__Data for this exercise__
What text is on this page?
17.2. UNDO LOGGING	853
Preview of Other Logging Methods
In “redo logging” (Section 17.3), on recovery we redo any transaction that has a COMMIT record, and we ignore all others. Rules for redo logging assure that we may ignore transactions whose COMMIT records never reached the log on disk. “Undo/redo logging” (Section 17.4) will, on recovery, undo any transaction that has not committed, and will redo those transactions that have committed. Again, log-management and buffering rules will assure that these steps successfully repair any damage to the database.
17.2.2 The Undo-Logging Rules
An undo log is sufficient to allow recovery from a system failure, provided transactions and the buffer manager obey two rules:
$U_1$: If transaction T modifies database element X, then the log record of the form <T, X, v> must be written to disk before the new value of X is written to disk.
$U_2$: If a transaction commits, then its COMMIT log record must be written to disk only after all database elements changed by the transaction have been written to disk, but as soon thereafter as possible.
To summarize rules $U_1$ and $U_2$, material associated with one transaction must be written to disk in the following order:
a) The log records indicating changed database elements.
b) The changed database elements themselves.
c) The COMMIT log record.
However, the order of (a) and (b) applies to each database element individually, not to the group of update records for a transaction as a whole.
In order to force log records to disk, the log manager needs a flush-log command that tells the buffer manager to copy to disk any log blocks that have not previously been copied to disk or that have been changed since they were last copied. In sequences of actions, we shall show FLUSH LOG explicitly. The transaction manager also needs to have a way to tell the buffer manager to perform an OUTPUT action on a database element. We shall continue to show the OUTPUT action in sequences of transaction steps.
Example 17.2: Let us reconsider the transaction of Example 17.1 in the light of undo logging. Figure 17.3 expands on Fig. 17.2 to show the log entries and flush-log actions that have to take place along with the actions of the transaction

__Task prompt__
Write down every line of the data exactly as it appears above.

__Written solution__
What text is on this page?
17.2. UNDO LOGGING	853
Preview of Other Logging Methods
In “redo logging” (Section 17.3), on recovery we redo any transaction that has a COMMIT record, and we ignore all others. Rules for redo logging assure that we may ignore transactions whose COMMIT records never reached the log on disk. “Undo/redo logging” (Section 17.4) will, on recovery, undo any transaction that has not committed, and will redo those transactions that have committed. Again, log-management and buffering rules will assure that these steps successfully repair any damage to the database.
17.2.2 The Undo-Logging Rules
An undo log is sufficient to allow recovery from a system failure, provided transactions and the buffer manager obey two rules:
$U_1$: If transaction T modifies database element X, then the log record of the form <T, X, v> must be written to disk before the new value of X is written to disk.
$U_2$: If a transaction commits, then its COMMIT log record must be written to disk only after all database elements changed by the transaction have been written to disk, but as soon thereafter as possible.
To summarize rules $U_1$ and $U_2$, material associated with one transaction must be written to disk in the following order:
a) The log records indicating changed database elements.
b) The changed database elements themselves.
c) The COMMIT log record.
However, the order of (a) and (b) applies to each database element individually, not to the group of update records for a transaction as a whole.
In order to force log records to disk, the log manager needs a flush-log command that tells the buffer manager to copy to disk any log blocks that have not previously been copied to disk or that have been changed since they were last copied. In sequences of actions, we shall show FLUSH LOG explicitly. The transaction manager also needs to have a way to tell the buffer manager to perform an OUTPUT action on a database element. We shall continue to show the OUTPUT action in sequences of transaction steps.
Example 17.2: Let us reconsider the transaction of Example 17.1 in the light of undo logging. Figure 17.3 expands on Fig. 17.2 to show the log entries and flush-log actions that have to take place along with the actions of the transaction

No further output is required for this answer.